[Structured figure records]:
--------
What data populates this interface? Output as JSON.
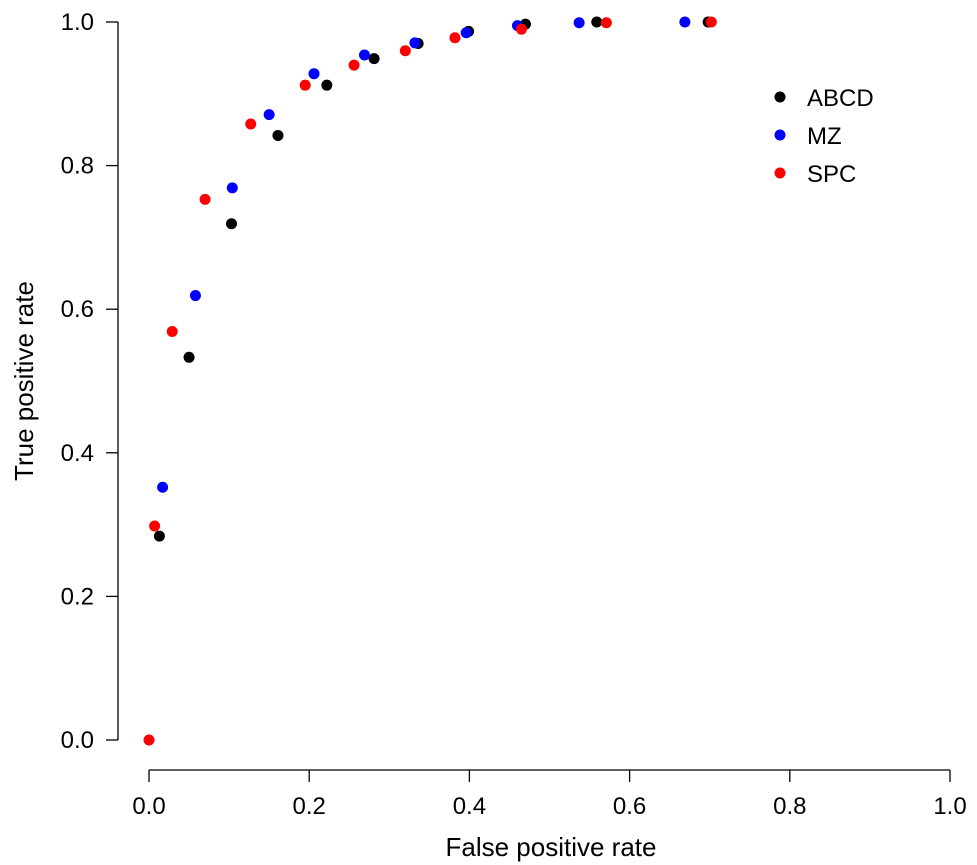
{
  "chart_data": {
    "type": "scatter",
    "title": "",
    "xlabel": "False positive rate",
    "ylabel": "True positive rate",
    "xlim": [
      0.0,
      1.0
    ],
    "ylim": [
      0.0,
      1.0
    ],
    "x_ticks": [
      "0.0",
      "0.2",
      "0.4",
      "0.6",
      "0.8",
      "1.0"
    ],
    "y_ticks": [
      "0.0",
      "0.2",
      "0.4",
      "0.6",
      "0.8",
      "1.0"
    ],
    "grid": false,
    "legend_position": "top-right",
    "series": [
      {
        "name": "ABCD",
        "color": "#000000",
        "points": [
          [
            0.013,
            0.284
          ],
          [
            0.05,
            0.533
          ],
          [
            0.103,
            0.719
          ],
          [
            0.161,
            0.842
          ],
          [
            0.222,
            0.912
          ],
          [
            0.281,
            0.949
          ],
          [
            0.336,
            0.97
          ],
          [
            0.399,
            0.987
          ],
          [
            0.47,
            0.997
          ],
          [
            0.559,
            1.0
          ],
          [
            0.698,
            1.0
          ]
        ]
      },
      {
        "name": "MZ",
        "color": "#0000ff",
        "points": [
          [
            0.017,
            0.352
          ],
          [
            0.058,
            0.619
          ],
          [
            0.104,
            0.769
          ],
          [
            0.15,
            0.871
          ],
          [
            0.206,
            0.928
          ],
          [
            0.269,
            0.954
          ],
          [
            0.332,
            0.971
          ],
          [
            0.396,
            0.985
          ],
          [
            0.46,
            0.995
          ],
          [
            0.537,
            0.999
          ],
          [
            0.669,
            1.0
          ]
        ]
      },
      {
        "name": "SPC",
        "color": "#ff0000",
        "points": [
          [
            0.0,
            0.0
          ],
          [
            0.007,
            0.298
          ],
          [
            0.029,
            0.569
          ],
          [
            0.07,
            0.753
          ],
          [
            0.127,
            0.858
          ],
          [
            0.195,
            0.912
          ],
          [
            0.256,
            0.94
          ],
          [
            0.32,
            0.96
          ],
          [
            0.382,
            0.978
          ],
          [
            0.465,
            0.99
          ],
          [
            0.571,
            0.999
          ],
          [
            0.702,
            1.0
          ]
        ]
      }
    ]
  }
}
--------
[What you will do]: Reproduce each line from the records that contains the word "color".

[Solution for this task]:
        "color": "#000000",
        "color": "#0000ff",
        "color": "#ff0000",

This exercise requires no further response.